====== Passage to read ======

Wednesday 30 May 2012

You should go to theological college

Musicians and Songwriters: you should go to theological college

A friend of mine just spent a few weeks in Nashville, hanging out with some incredible musicians and songwriters. It's a hub of creativity and musicality - an electric environment to be in, even for only a few weeks. I spoke to him last night and he was totally inspired - full of new ideas, and ready to write a thousand new songs.

I'm in my final year of theological college, hanging out with some incredibly prayerful and Godly theologians, pastors and teachers. I am totally inspired - full of new ideas, and ready to write a thousand new songs (and sermons for church!)

Now, you don't have to go to theological college to write great Christian songs, or for that matter preach great sermons. Nor do you have to travel to Nashville to be inspired and equipped to make great music.

But if someone offered you a trip to Nashville, you'd be mad to turn it down. Right?

Well, here's my pitch, take it or leave it - if you ever have the opportunity to study theology full time, go for it. Find the most Godly, the most intelligent, the most broad thinking group of teachers and students you can find, and enrol yourself in the most academically and spiritually rigorous  course* you can make time for.

For me, my time at theological college (Sydney's Moore College) has been a time of profound spiritual growth, as well as being the most intellectually stimulating environment I've ever experienced.

I would love to see more musicians and music directors and songwriters soaking up a theological education. I stress, you don't need a degree in theology to be a great bible teacher, or a great songwriter, or a great music pastor – but it almost certainly will enrich and inspire your ability to understand God's word and communicate it to others. At least it has for me.


So if you ever get the opportunity - please, go for it!

====== Stored records ======

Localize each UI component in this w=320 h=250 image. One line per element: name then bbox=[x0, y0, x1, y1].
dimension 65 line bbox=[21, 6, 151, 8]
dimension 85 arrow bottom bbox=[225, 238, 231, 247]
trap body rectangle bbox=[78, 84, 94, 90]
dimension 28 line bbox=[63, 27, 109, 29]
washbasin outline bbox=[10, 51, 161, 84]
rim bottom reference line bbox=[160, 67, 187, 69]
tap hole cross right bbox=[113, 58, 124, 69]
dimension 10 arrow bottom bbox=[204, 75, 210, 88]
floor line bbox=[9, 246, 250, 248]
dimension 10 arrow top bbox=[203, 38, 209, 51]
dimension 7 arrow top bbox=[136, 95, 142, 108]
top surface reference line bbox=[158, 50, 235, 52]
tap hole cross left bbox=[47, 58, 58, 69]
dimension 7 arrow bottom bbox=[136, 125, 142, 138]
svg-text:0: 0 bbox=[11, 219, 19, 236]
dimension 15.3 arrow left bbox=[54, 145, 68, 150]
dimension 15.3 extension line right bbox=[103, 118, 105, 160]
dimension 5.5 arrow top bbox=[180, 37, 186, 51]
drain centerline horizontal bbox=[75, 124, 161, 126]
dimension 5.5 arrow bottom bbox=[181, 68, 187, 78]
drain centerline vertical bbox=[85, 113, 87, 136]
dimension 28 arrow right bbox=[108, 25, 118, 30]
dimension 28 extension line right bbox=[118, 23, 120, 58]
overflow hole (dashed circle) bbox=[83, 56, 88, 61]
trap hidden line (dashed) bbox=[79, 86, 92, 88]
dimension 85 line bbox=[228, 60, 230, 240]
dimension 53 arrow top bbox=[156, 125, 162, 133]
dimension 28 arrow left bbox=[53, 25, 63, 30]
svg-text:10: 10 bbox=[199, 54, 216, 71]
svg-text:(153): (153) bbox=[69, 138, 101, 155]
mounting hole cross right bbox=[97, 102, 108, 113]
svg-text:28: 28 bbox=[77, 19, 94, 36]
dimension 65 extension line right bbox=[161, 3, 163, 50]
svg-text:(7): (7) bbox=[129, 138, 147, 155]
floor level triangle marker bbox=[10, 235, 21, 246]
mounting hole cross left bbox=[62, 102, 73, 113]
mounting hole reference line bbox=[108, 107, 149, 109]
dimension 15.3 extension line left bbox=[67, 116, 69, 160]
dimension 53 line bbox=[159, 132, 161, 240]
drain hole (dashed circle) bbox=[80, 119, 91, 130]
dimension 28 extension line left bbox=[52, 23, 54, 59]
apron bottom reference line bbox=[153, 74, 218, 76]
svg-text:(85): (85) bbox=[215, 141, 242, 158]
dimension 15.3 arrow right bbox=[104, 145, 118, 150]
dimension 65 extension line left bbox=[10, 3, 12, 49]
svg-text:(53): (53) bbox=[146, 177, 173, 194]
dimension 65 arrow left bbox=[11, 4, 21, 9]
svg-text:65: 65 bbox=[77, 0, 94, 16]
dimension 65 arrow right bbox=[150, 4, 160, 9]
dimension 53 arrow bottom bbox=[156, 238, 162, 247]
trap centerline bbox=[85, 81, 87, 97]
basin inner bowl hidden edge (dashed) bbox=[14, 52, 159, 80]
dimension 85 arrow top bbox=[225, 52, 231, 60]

======

## [Problem details]
Return everything in the theological college post from "Now, you don't" down to "make time for.", copied word for word.

## [Task answer]
Now, you don't have to go to theological college to write great Christian songs, or for that matter preach great sermons. Nor do you have to travel to Nashville to be inspired and equipped to make great music.

But if someone offered you a trip to Nashville, you'd be mad to turn it down. Right?

Well, here's my pitch, take it or leave it - if you ever have the opportunity to study theology full time, go for it. Find the most Godly, the most intelligent, the most broad thinking group of teachers and students you can find, and enrol yourself in the most academically and spiritually rigorous  course* you can make time for.